__Exercise requirements__
The entries are to be returned exactly, with images left out.

__Supplied records__
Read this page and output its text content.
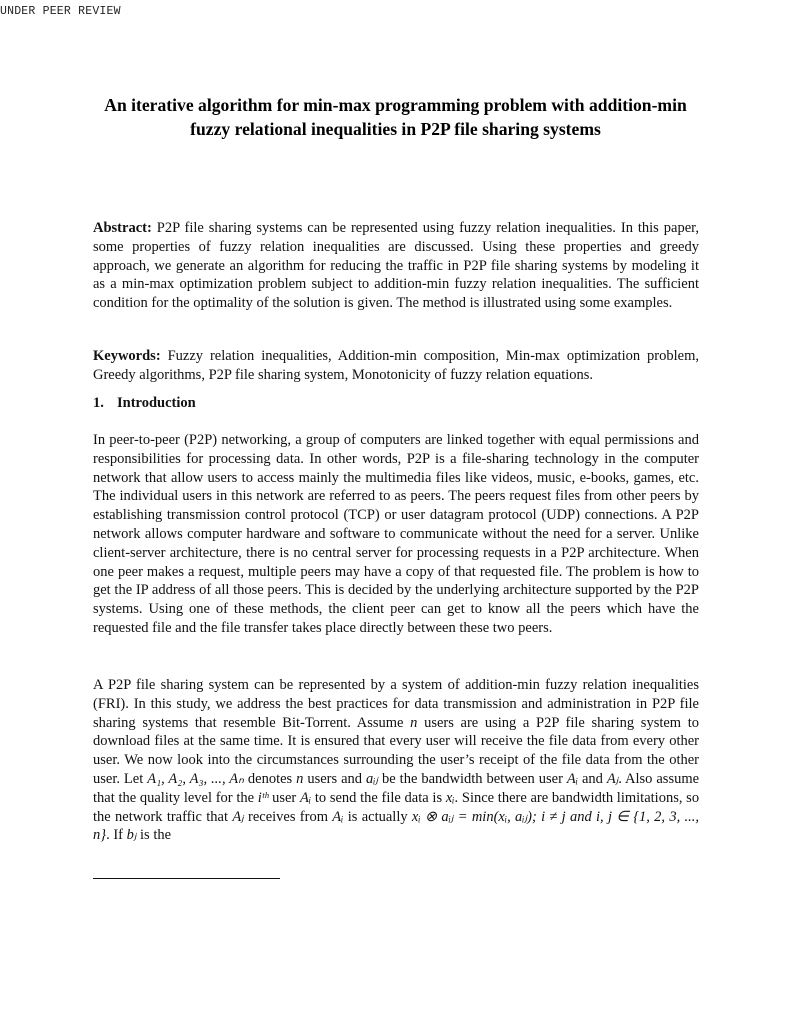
UNDER PEER REVIEW
An iterative algorithm for min-max programming problem with addition-min
fuzzy relational inequalities in P2P file sharing systems

Abstract: P2P file sharing systems can be represented using fuzzy relation inequalities. In this paper, some properties of fuzzy relation inequalities are discussed. Using these properties and greedy approach, we generate an algorithm for reducing the traffic in P2P file sharing systems by modeling it as a min-max optimization problem subject to addition-min fuzzy relation inequalities. The sufficient condition for the optimality of the solution is given. The method is illustrated using some examples.

Keywords: Fuzzy relation inequalities, Addition-min composition, Min-max optimization problem, Greedy algorithms, P2P file sharing system, Monotonicity of fuzzy relation equations.

1. Introduction

In peer-to-peer (P2P) networking, a group of computers are linked together with equal permissions and responsibilities for processing data. In other words, P2P is a file-sharing technology in the computer network that allow users to access mainly the multimedia files like videos, music, e-books, games, etc. The individual users in this network are referred to as peers. The peers request files from other peers by establishing transmission control protocol (TCP) or user datagram protocol (UDP) connections. A P2P network allows computer hardware and software to communicate without the need for a server. Unlike client-server architecture, there is no central server for processing requests in a P2P architecture. When one peer makes a request, multiple peers may have a copy of that requested file. The problem is how to get the IP address of all those peers. This is decided by the underlying architecture supported by the P2P systems. Using one of these methods, the client peer can get to know all the peers which have the requested file and the file transfer takes place directly between these two peers.

A P2P file sharing system can be represented by a system of addition-min fuzzy relation inequalities (FRI). In this study, we address the best practices for data transmission and administration in P2P file sharing systems that resemble Bit-Torrent. Assume n users are using a P2P file sharing system to download files at the same time. It is ensured that every user will receive the file data from every other user. We now look into the circumstances surrounding the user’s receipt of the file data from the other user. Let A₁, A₂, A₃, ..., Aₙ denotes n users and aᵢⱼ be the bandwidth between user Aᵢ and Aⱼ. Also assume that the quality level for the iᵗʰ user Aᵢ to send the file data is xᵢ. Since there are bandwidth limitations, so the network traffic that Aⱼ receives from Aᵢ is actually xᵢ ⊗ aᵢⱼ = min(xᵢ, aᵢⱼ); i ≠ j and i, j ∈ {1, 2, 3, ..., n}. If bⱼ is the
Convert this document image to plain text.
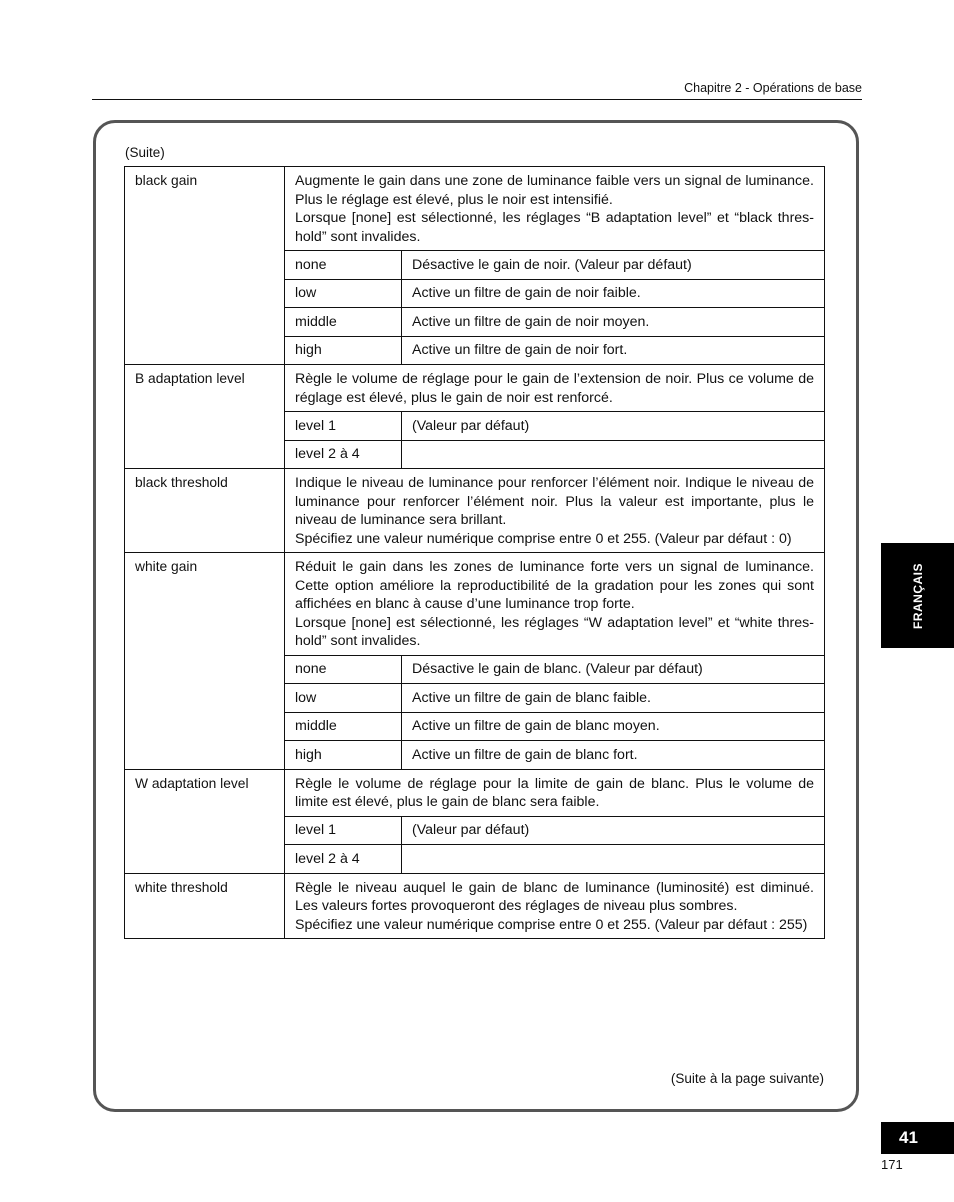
Chapitre 2 - Opérations de base
(Suite)
black gain	Augmente le gain dans une zone de luminance faible vers un signal de luminance. Plus le réglage est élevé, plus le noir est intensifié.
Lorsque [none] est sélectionné, les réglages “B adaptation level” et “black thres-hold” sont invalides.
none	Désactive le gain de noir. (Valeur par défaut)
low	Active un filtre de gain de noir faible.
middle	Active un filtre de gain de noir moyen.
high	Active un filtre de gain de noir fort.

B adaptation level	Règle le volume de réglage pour le gain de l’extension de noir. Plus ce volume de réglage est élevé, plus le gain de noir est renforcé.
level 1	(Valeur par défaut)
level 2 à 4	

black threshold	Indique le niveau de luminance pour renforcer l’élément noir. Indique le niveau de luminance pour renforcer l’élément noir. Plus la valeur est importante, plus le niveau de luminance sera brillant.
Spécifiez une valeur numérique comprise entre 0 et 255. (Valeur par défaut : 0)

white gain	Réduit le gain dans les zones de luminance forte vers un signal de luminance. Cette option améliore la reproductibilité de la gradation pour les zones qui sont affichées en blanc à cause d’une luminance trop forte.
Lorsque [none] est sélectionné, les réglages “W adaptation level” et “white thres-hold” sont invalides.
none	Désactive le gain de blanc. (Valeur par défaut)
low	Active un filtre de gain de blanc faible.
middle	Active un filtre de gain de blanc moyen.
high	Active un filtre de gain de blanc fort.

W adaptation level	Règle le volume de réglage pour la limite de gain de blanc. Plus le volume de limite est élevé, plus le gain de blanc sera faible.
level 1	(Valeur par défaut)
level 2 à 4	

white threshold	Règle le niveau auquel le gain de blanc de luminance (luminosité) est diminué. Les valeurs fortes provoqueront des réglages de niveau plus sombres.
Spécifiez une valeur numérique comprise entre 0 et 255. (Valeur par défaut : 255)
(Suite à la page suivante)
FRANÇAIS
41
171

__Answer to the problem__
Read this page and output its text content.
UNDER PEER REVIEW
An iterative algorithm for min-max programming problem with addition-min
fuzzy relational inequalities in P2P file sharing systems

Abstract: P2P file sharing systems can be represented using fuzzy relation inequalities. In this paper, some properties of fuzzy relation inequalities are discussed. Using these properties and greedy approach, we generate an algorithm for reducing the traffic in P2P file sharing systems by modeling it as a min-max optimization problem subject to addition-min fuzzy relation inequalities. The sufficient condition for the optimality of the solution is given. The method is illustrated using some examples.

Keywords: Fuzzy relation inequalities, Addition-min composition, Min-max optimization problem, Greedy algorithms, P2P file sharing system, Monotonicity of fuzzy relation equations.

1. Introduction

In peer-to-peer (P2P) networking, a group of computers are linked together with equal permissions and responsibilities for processing data. In other words, P2P is a file-sharing technology in the computer network that allow users to access mainly the multimedia files like videos, music, e-books, games, etc. The individual users in this network are referred to as peers. The peers request files from other peers by establishing transmission control protocol (TCP) or user datagram protocol (UDP) connections. A P2P network allows computer hardware and software to communicate without the need for a server. Unlike client-server architecture, there is no central server for processing requests in a P2P architecture. When one peer makes a request, multiple peers may have a copy of that requested file. The problem is how to get the IP address of all those peers. This is decided by the underlying architecture supported by the P2P systems. Using one of these methods, the client peer can get to know all the peers which have the requested file and the file transfer takes place directly between these two peers.

A P2P file sharing system can be represented by a system of addition-min fuzzy relation inequalities (FRI). In this study, we address the best practices for data transmission and administration in P2P file sharing systems that resemble Bit-Torrent. Assume n users are using a P2P file sharing system to download files at the same time. It is ensured that every user will receive the file data from every other user. We now look into the circumstances surrounding the user’s receipt of the file data from the other user. Let A₁, A₂, A₃, ..., Aₙ denotes n users and aᵢⱼ be the bandwidth between user Aᵢ and Aⱼ. Also assume that the quality level for the iᵗʰ user Aᵢ to send the file data is xᵢ. Since there are bandwidth limitations, so the network traffic that Aⱼ receives from Aᵢ is actually xᵢ ⊗ aᵢⱼ = min(xᵢ, aᵢⱼ); i ≠ j and i, j ∈ {1, 2, 3, ..., n}. If bⱼ is the
Convert this document image to plain text.
Chapitre 2 - Opérations de base
(Suite)
black gain	Augmente le gain dans une zone de luminance faible vers un signal de luminance. Plus le réglage est élevé, plus le noir est intensifié.
Lorsque [none] est sélectionné, les réglages “B adaptation level” et “black thres-hold” sont invalides.
none	Désactive le gain de noir. (Valeur par défaut)
low	Active un filtre de gain de noir faible.
middle	Active un filtre de gain de noir moyen.
high	Active un filtre de gain de noir fort.

B adaptation level	Règle le volume de réglage pour le gain de l’extension de noir. Plus ce volume de réglage est élevé, plus le gain de noir est renforcé.
level 1	(Valeur par défaut)
level 2 à 4	

black threshold	Indique le niveau de luminance pour renforcer l’élément noir. Indique le niveau de luminance pour renforcer l’élément noir. Plus la valeur est importante, plus le niveau de luminance sera brillant.
Spécifiez une valeur numérique comprise entre 0 et 255. (Valeur par défaut : 0)

white gain	Réduit le gain dans les zones de luminance forte vers un signal de luminance. Cette option améliore la reproductibilité de la gradation pour les zones qui sont affichées en blanc à cause d’une luminance trop forte.
Lorsque [none] est sélectionné, les réglages “W adaptation level” et “white thres-hold” sont invalides.
none	Désactive le gain de blanc. (Valeur par défaut)
low	Active un filtre de gain de blanc faible.
middle	Active un filtre de gain de blanc moyen.
high	Active un filtre de gain de blanc fort.

W adaptation level	Règle le volume de réglage pour la limite de gain de blanc. Plus le volume de limite est élevé, plus le gain de blanc sera faible.
level 1	(Valeur par défaut)
level 2 à 4	

white threshold	Règle le niveau auquel le gain de blanc de luminance (luminosité) est diminué. Les valeurs fortes provoqueront des réglages de niveau plus sombres.
Spécifiez une valeur numérique comprise entre 0 et 255. (Valeur par défaut : 255)
(Suite à la page suivante)
FRANÇAIS
41
171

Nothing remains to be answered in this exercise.